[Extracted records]
»»
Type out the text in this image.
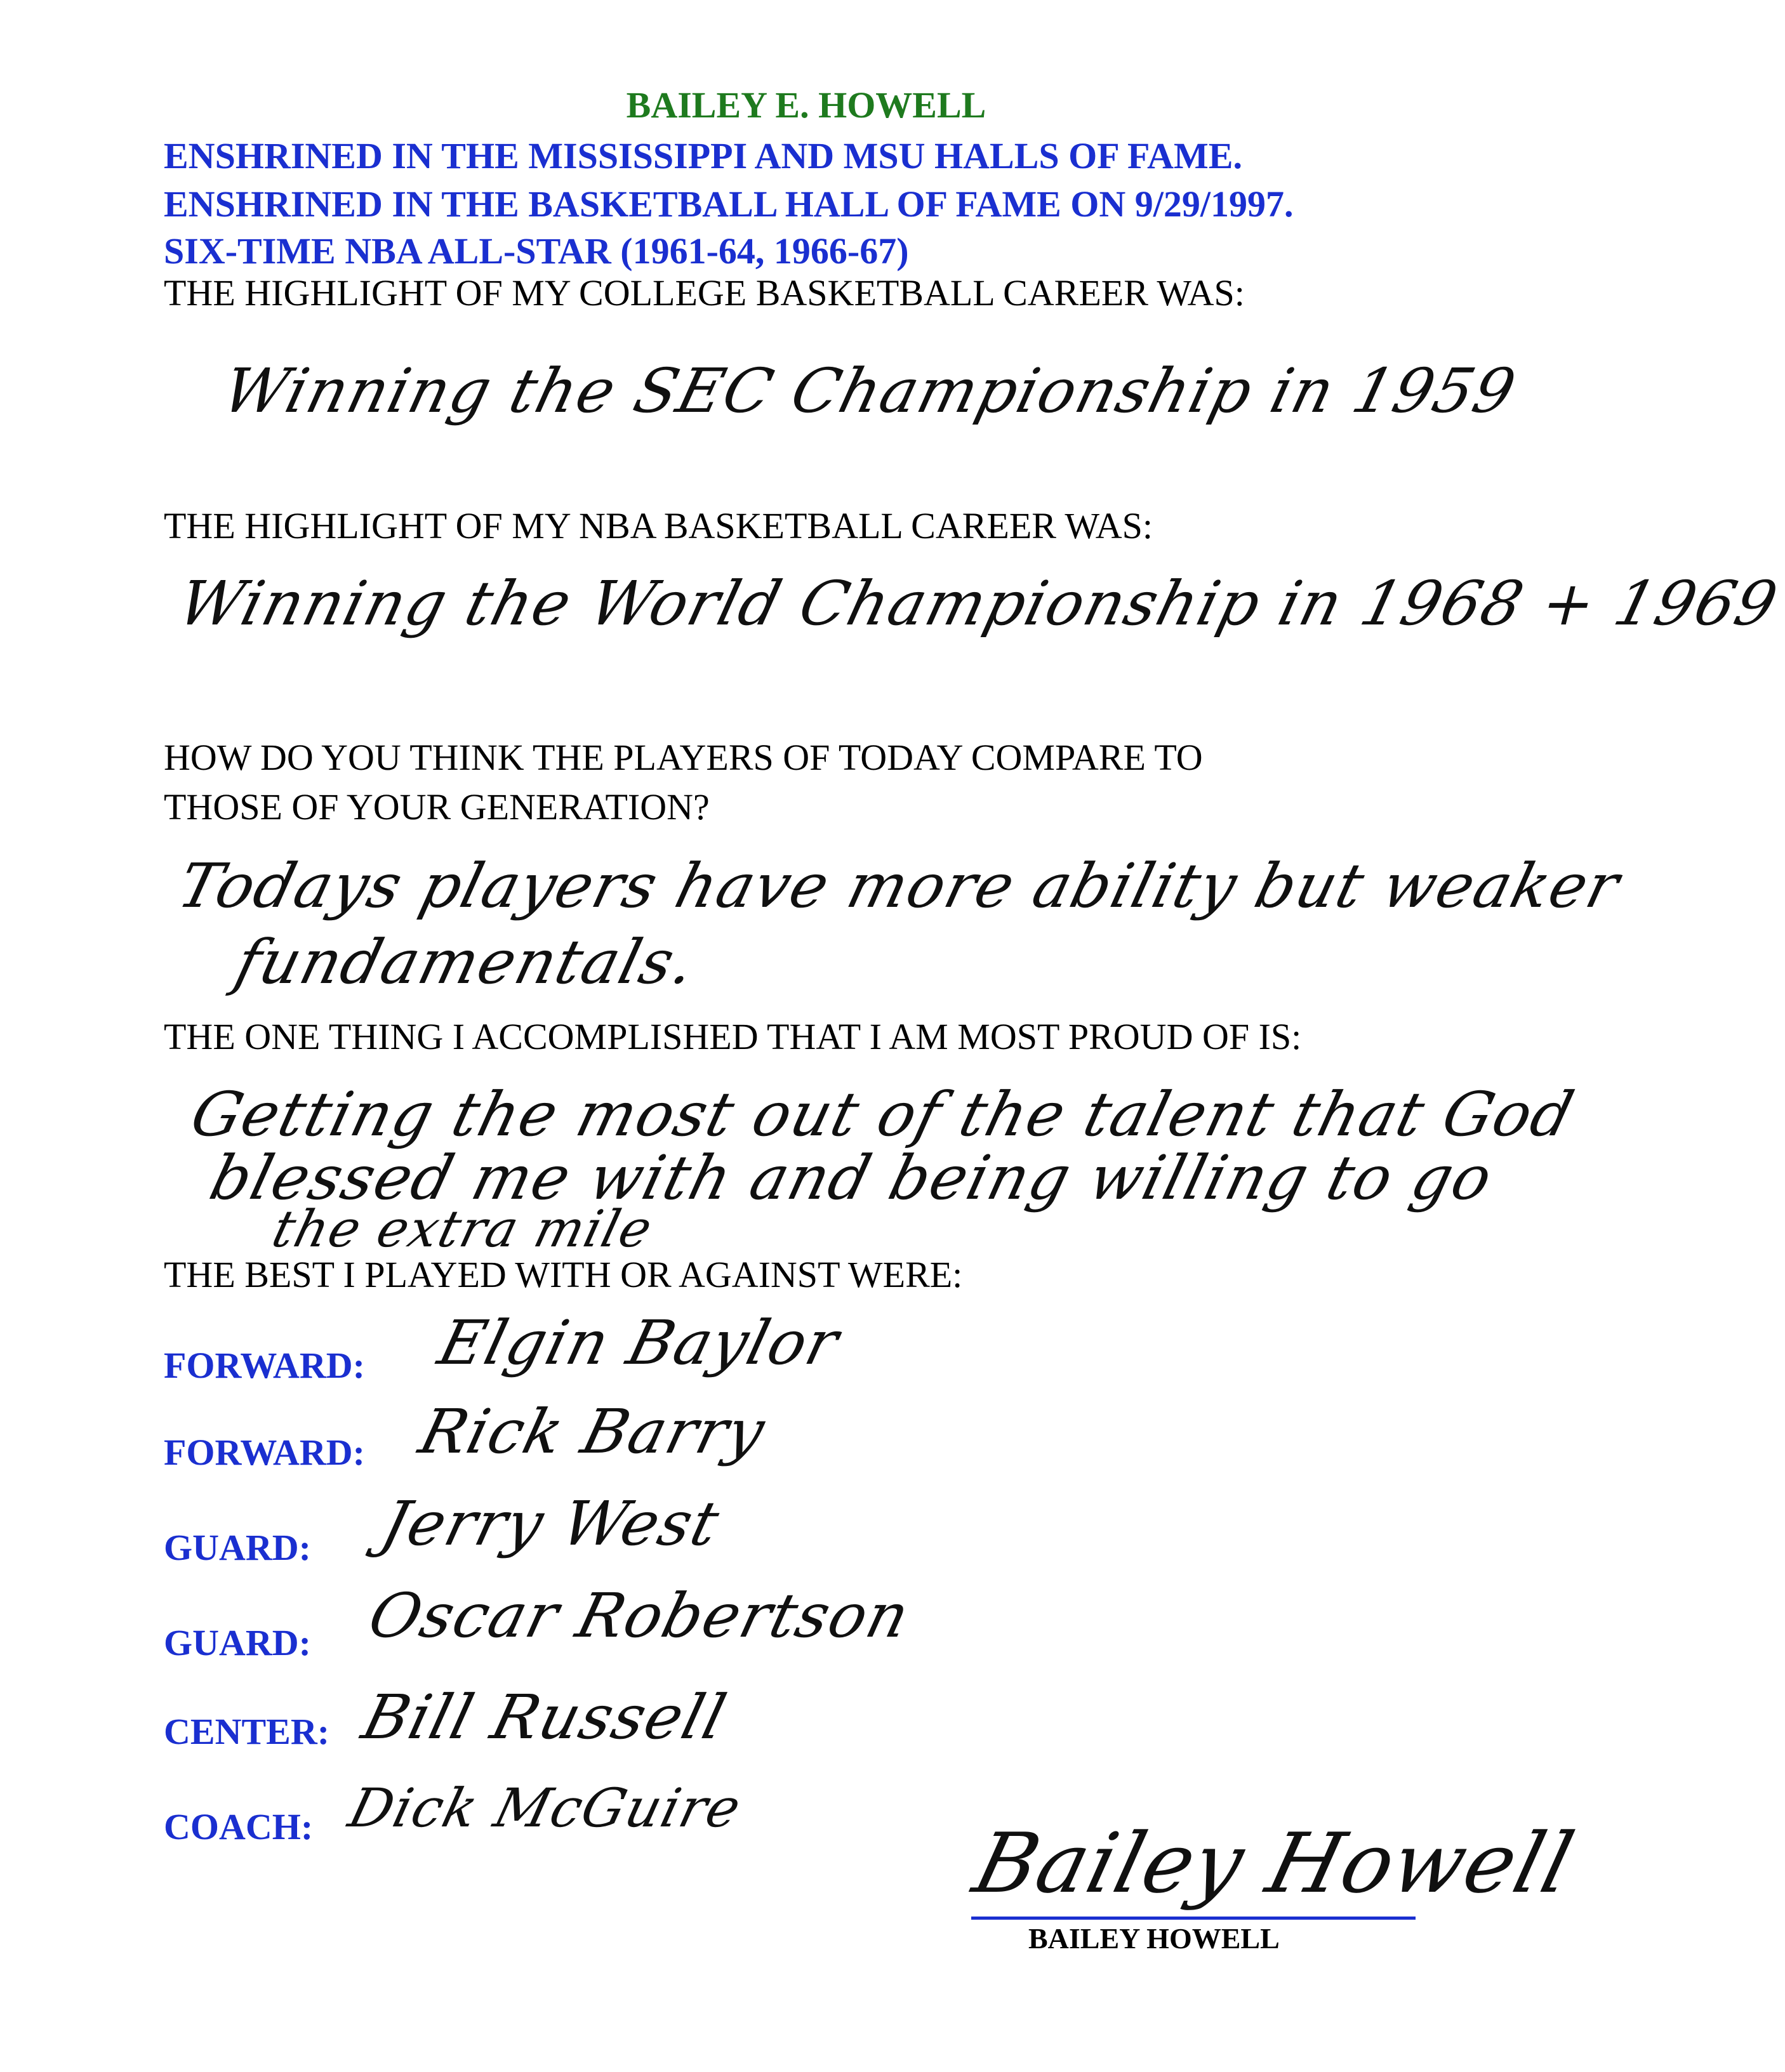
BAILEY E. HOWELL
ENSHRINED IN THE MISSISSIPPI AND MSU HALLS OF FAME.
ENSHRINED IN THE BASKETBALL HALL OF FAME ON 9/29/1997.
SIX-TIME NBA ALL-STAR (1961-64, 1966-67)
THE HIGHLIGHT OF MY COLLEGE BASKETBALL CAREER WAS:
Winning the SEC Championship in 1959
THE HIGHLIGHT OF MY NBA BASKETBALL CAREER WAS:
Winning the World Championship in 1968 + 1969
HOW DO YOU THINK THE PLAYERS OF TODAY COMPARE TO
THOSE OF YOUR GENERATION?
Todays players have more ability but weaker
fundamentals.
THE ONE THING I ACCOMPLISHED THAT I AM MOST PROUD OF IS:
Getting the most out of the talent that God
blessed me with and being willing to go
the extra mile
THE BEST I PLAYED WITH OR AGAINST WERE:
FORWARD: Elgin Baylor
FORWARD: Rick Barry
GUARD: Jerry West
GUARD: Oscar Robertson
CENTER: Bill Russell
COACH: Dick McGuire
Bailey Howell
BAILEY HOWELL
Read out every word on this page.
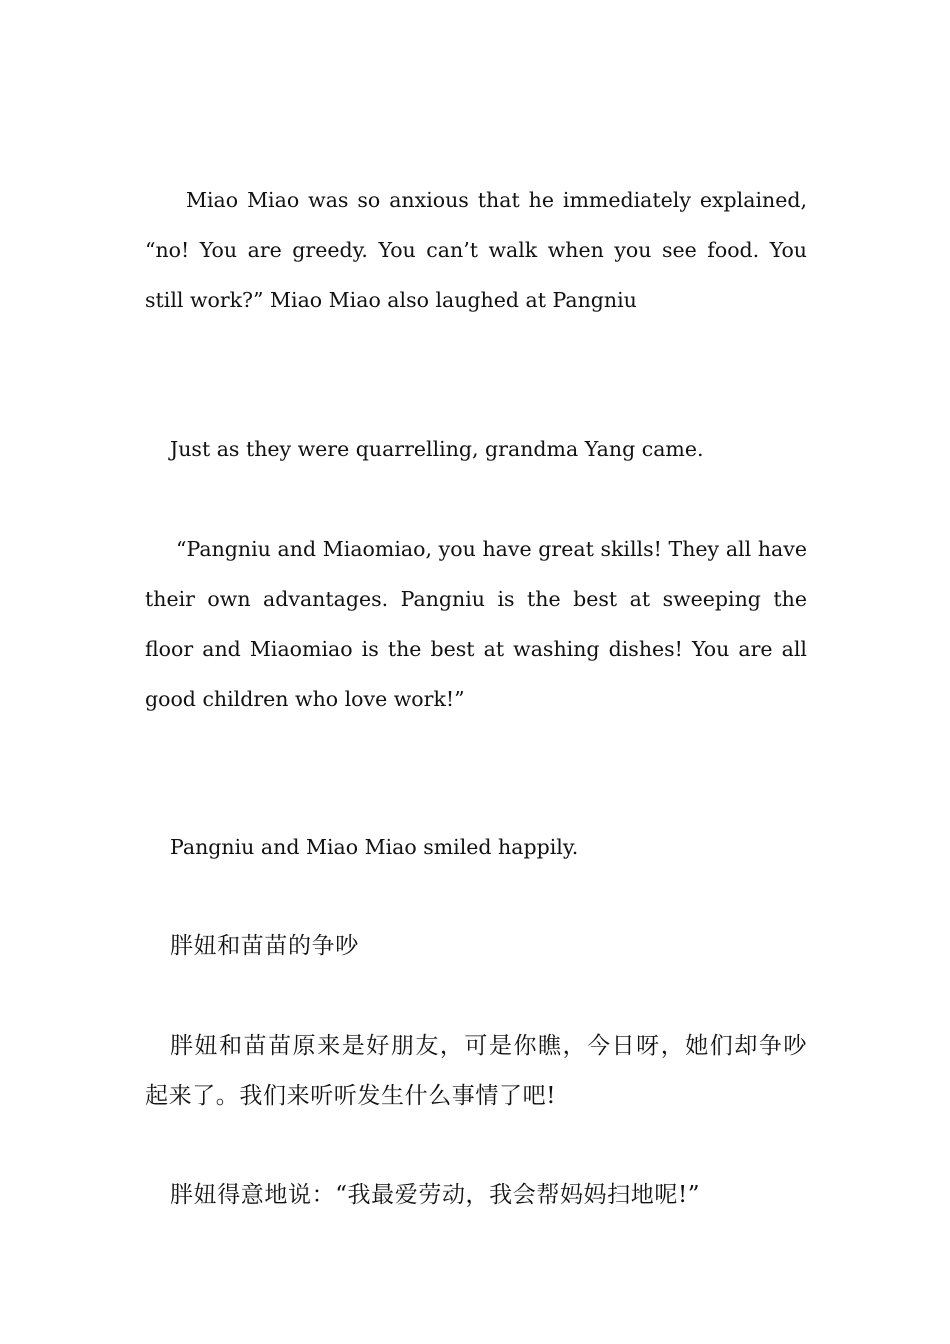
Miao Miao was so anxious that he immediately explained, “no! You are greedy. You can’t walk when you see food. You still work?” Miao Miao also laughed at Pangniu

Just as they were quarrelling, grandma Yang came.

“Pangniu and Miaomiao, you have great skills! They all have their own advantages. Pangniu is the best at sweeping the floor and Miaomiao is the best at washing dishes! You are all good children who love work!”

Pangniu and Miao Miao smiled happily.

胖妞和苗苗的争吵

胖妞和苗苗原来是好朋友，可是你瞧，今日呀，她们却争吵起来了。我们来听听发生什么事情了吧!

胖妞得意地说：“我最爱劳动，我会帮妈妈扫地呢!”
««
# Exercise description:
Using the records above, list each line that includes "this".

# Reply to the exercise:
Type out the text in this image.
Read out every word on this page.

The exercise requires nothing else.